▶ **Objective**: Write out the listing exactly as it is given.

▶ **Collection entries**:
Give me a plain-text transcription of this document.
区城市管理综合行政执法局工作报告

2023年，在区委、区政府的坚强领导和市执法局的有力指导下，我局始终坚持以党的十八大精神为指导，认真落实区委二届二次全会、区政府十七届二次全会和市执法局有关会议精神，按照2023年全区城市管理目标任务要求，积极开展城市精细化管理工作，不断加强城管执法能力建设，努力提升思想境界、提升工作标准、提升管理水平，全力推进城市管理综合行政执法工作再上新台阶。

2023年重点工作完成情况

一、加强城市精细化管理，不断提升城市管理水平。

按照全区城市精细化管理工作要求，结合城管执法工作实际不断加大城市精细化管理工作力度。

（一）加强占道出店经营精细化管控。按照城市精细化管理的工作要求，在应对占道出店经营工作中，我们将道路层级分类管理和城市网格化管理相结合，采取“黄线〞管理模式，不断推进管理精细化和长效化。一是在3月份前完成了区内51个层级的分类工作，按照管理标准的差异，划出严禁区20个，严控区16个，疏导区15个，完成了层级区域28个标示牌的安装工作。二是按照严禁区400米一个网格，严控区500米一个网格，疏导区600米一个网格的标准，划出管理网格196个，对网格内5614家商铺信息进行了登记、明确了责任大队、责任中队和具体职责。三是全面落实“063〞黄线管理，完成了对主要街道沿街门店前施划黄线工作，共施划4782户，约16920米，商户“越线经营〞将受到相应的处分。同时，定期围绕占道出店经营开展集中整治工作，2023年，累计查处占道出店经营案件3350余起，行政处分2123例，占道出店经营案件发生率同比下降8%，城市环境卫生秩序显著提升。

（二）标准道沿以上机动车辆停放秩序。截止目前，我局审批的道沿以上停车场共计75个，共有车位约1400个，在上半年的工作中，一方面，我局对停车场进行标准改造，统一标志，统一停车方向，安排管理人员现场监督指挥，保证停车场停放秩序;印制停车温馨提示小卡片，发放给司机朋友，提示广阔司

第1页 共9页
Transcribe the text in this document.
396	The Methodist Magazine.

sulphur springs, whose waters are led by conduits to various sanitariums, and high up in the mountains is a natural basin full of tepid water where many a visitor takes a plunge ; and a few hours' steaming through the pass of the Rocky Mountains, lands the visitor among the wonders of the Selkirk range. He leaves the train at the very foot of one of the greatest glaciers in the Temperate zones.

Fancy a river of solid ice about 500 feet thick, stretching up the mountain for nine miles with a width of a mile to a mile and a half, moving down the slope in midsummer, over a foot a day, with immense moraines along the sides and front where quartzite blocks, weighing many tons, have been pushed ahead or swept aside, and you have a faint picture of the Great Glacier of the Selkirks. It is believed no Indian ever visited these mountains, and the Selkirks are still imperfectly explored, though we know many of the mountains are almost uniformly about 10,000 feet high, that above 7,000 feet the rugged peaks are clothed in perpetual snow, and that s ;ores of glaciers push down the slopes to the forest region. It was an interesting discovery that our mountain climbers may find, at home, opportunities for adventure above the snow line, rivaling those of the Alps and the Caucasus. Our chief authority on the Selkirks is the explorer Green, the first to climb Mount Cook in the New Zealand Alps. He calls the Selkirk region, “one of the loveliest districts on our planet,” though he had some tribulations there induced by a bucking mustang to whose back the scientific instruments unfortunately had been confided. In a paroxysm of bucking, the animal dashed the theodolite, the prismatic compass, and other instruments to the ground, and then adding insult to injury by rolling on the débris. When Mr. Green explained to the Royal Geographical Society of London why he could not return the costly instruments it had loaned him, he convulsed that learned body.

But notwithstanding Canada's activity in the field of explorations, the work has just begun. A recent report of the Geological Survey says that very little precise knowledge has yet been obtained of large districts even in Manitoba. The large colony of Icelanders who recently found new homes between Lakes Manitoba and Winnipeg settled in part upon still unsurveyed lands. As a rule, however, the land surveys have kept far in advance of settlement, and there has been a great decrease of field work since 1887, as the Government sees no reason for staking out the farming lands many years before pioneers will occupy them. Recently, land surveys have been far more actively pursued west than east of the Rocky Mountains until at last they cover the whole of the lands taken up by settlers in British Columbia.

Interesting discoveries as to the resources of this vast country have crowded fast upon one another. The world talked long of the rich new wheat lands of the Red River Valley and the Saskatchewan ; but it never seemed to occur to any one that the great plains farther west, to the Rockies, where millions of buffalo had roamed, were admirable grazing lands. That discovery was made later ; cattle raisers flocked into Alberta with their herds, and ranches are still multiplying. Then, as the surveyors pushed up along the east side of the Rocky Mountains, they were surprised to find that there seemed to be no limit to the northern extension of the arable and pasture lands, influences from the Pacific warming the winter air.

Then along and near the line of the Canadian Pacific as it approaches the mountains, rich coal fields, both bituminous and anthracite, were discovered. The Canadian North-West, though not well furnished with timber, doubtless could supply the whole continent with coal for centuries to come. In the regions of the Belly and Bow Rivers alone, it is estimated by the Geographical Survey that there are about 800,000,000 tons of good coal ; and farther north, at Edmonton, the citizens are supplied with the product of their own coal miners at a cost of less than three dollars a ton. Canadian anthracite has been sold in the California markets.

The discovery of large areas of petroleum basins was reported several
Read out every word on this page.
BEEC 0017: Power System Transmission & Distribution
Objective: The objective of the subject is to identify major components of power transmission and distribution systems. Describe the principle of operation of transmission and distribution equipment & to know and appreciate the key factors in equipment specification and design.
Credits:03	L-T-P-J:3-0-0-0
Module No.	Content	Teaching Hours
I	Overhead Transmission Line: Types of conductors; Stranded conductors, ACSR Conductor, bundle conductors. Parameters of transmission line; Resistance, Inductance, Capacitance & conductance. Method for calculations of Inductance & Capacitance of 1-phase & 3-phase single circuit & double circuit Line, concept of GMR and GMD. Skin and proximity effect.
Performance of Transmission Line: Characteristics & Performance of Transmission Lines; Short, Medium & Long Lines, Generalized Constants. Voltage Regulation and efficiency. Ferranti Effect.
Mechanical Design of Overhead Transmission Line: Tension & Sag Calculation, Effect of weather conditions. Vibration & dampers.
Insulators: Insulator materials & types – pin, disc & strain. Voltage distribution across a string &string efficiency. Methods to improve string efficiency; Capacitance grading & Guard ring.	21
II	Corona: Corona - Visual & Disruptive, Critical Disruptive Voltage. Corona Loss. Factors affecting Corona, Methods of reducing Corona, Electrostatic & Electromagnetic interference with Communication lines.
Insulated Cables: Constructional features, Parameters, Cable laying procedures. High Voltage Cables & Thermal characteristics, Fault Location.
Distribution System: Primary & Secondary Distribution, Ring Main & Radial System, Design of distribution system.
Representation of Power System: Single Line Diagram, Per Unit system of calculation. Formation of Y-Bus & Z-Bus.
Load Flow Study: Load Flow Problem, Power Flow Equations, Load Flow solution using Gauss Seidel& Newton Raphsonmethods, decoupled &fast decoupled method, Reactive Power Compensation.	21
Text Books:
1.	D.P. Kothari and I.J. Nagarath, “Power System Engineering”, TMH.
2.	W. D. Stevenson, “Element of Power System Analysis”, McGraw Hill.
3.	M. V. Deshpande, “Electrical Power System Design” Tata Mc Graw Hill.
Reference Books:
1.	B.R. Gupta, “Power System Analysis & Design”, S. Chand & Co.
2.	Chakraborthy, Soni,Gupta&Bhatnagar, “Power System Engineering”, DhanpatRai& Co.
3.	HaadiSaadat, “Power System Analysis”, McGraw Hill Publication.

▶ **Full output**:
Give me a plain-text transcription of this document.
区城市管理综合行政执法局工作报告

2023年，在区委、区政府的坚强领导和市执法局的有力指导下，我局始终坚持以党的十八大精神为指导，认真落实区委二届二次全会、区政府十七届二次全会和市执法局有关会议精神，按照2023年全区城市管理目标任务要求，积极开展城市精细化管理工作，不断加强城管执法能力建设，努力提升思想境界、提升工作标准、提升管理水平，全力推进城市管理综合行政执法工作再上新台阶。

2023年重点工作完成情况

一、加强城市精细化管理，不断提升城市管理水平。

按照全区城市精细化管理工作要求，结合城管执法工作实际不断加大城市精细化管理工作力度。

（一）加强占道出店经营精细化管控。按照城市精细化管理的工作要求，在应对占道出店经营工作中，我们将道路层级分类管理和城市网格化管理相结合，采取“黄线〞管理模式，不断推进管理精细化和长效化。一是在3月份前完成了区内51个层级的分类工作，按照管理标准的差异，划出严禁区20个，严控区16个，疏导区15个，完成了层级区域28个标示牌的安装工作。二是按照严禁区400米一个网格，严控区500米一个网格，疏导区600米一个网格的标准，划出管理网格196个，对网格内5614家商铺信息进行了登记、明确了责任大队、责任中队和具体职责。三是全面落实“063〞黄线管理，完成了对主要街道沿街门店前施划黄线工作，共施划4782户，约16920米，商户“越线经营〞将受到相应的处分。同时，定期围绕占道出店经营开展集中整治工作，2023年，累计查处占道出店经营案件3350余起，行政处分2123例，占道出店经营案件发生率同比下降8%，城市环境卫生秩序显著提升。

（二）标准道沿以上机动车辆停放秩序。截止目前，我局审批的道沿以上停车场共计75个，共有车位约1400个，在上半年的工作中，一方面，我局对停车场进行标准改造，统一标志，统一停车方向，安排管理人员现场监督指挥，保证停车场停放秩序;印制停车温馨提示小卡片，发放给司机朋友，提示广阔司

第1页 共9页
Transcribe the text in this document.
396	The Methodist Magazine.

sulphur springs, whose waters are led by conduits to various sanitariums, and high up in the mountains is a natural basin full of tepid water where many a visitor takes a plunge ; and a few hours' steaming through the pass of the Rocky Mountains, lands the visitor among the wonders of the Selkirk range. He leaves the train at the very foot of one of the greatest glaciers in the Temperate zones.

Fancy a river of solid ice about 500 feet thick, stretching up the mountain for nine miles with a width of a mile to a mile and a half, moving down the slope in midsummer, over a foot a day, with immense moraines along the sides and front where quartzite blocks, weighing many tons, have been pushed ahead or swept aside, and you have a faint picture of the Great Glacier of the Selkirks. It is believed no Indian ever visited these mountains, and the Selkirks are still imperfectly explored, though we know many of the mountains are almost uniformly about 10,000 feet high, that above 7,000 feet the rugged peaks are clothed in perpetual snow, and that s ;ores of glaciers push down the slopes to the forest region. It was an interesting discovery that our mountain climbers may find, at home, opportunities for adventure above the snow line, rivaling those of the Alps and the Caucasus. Our chief authority on the Selkirks is the explorer Green, the first to climb Mount Cook in the New Zealand Alps. He calls the Selkirk region, “one of the loveliest districts on our planet,” though he had some tribulations there induced by a bucking mustang to whose back the scientific instruments unfortunately had been confided. In a paroxysm of bucking, the animal dashed the theodolite, the prismatic compass, and other instruments to the ground, and then adding insult to injury by rolling on the débris. When Mr. Green explained to the Royal Geographical Society of London why he could not return the costly instruments it had loaned him, he convulsed that learned body.

But notwithstanding Canada's activity in the field of explorations, the work has just begun. A recent report of the Geological Survey says that very little precise knowledge has yet been obtained of large districts even in Manitoba. The large colony of Icelanders who recently found new homes between Lakes Manitoba and Winnipeg settled in part upon still unsurveyed lands. As a rule, however, the land surveys have kept far in advance of settlement, and there has been a great decrease of field work since 1887, as the Government sees no reason for staking out the farming lands many years before pioneers will occupy them. Recently, land surveys have been far more actively pursued west than east of the Rocky Mountains until at last they cover the whole of the lands taken up by settlers in British Columbia.

Interesting discoveries as to the resources of this vast country have crowded fast upon one another. The world talked long of the rich new wheat lands of the Red River Valley and the Saskatchewan ; but it never seemed to occur to any one that the great plains farther west, to the Rockies, where millions of buffalo had roamed, were admirable grazing lands. That discovery was made later ; cattle raisers flocked into Alberta with their herds, and ranches are still multiplying. Then, as the surveyors pushed up along the east side of the Rocky Mountains, they were surprised to find that there seemed to be no limit to the northern extension of the arable and pasture lands, influences from the Pacific warming the winter air.

Then along and near the line of the Canadian Pacific as it approaches the mountains, rich coal fields, both bituminous and anthracite, were discovered. The Canadian North-West, though not well furnished with timber, doubtless could supply the whole continent with coal for centuries to come. In the regions of the Belly and Bow Rivers alone, it is estimated by the Geographical Survey that there are about 800,000,000 tons of good coal ; and farther north, at Edmonton, the citizens are supplied with the product of their own coal miners at a cost of less than three dollars a ton. Canadian anthracite has been sold in the California markets.

The discovery of large areas of petroleum basins was reported several
Read out every word on this page.
BEEC 0017: Power System Transmission & Distribution
Objective: The objective of the subject is to identify major components of power transmission and distribution systems. Describe the principle of operation of transmission and distribution equipment & to know and appreciate the key factors in equipment specification and design.
Credits:03	L-T-P-J:3-0-0-0
Module No.	Content	Teaching Hours
I	Overhead Transmission Line: Types of conductors; Stranded conductors, ACSR Conductor, bundle conductors. Parameters of transmission line; Resistance, Inductance, Capacitance & conductance. Method for calculations of Inductance & Capacitance of 1-phase & 3-phase single circuit & double circuit Line, concept of GMR and GMD. Skin and proximity effect.
Performance of Transmission Line: Characteristics & Performance of Transmission Lines; Short, Medium & Long Lines, Generalized Constants. Voltage Regulation and efficiency. Ferranti Effect.
Mechanical Design of Overhead Transmission Line: Tension & Sag Calculation, Effect of weather conditions. Vibration & dampers.
Insulators: Insulator materials & types – pin, disc & strain. Voltage distribution across a string &string efficiency. Methods to improve string efficiency; Capacitance grading & Guard ring.	21
II	Corona: Corona - Visual & Disruptive, Critical Disruptive Voltage. Corona Loss. Factors affecting Corona, Methods of reducing Corona, Electrostatic & Electromagnetic interference with Communication lines.
Insulated Cables: Constructional features, Parameters, Cable laying procedures. High Voltage Cables & Thermal characteristics, Fault Location.
Distribution System: Primary & Secondary Distribution, Ring Main & Radial System, Design of distribution system.
Representation of Power System: Single Line Diagram, Per Unit system of calculation. Formation of Y-Bus & Z-Bus.
Load Flow Study: Load Flow Problem, Power Flow Equations, Load Flow solution using Gauss Seidel& Newton Raphsonmethods, decoupled &fast decoupled method, Reactive Power Compensation.	21
Text Books:
1.	D.P. Kothari and I.J. Nagarath, “Power System Engineering”, TMH.
2.	W. D. Stevenson, “Element of Power System Analysis”, McGraw Hill.
3.	M. V. Deshpande, “Electrical Power System Design” Tata Mc Graw Hill.
Reference Books:
1.	B.R. Gupta, “Power System Analysis & Design”, S. Chand & Co.
2.	Chakraborthy, Soni,Gupta&Bhatnagar, “Power System Engineering”, DhanpatRai& Co.
3.	HaadiSaadat, “Power System Analysis”, McGraw Hill Publication.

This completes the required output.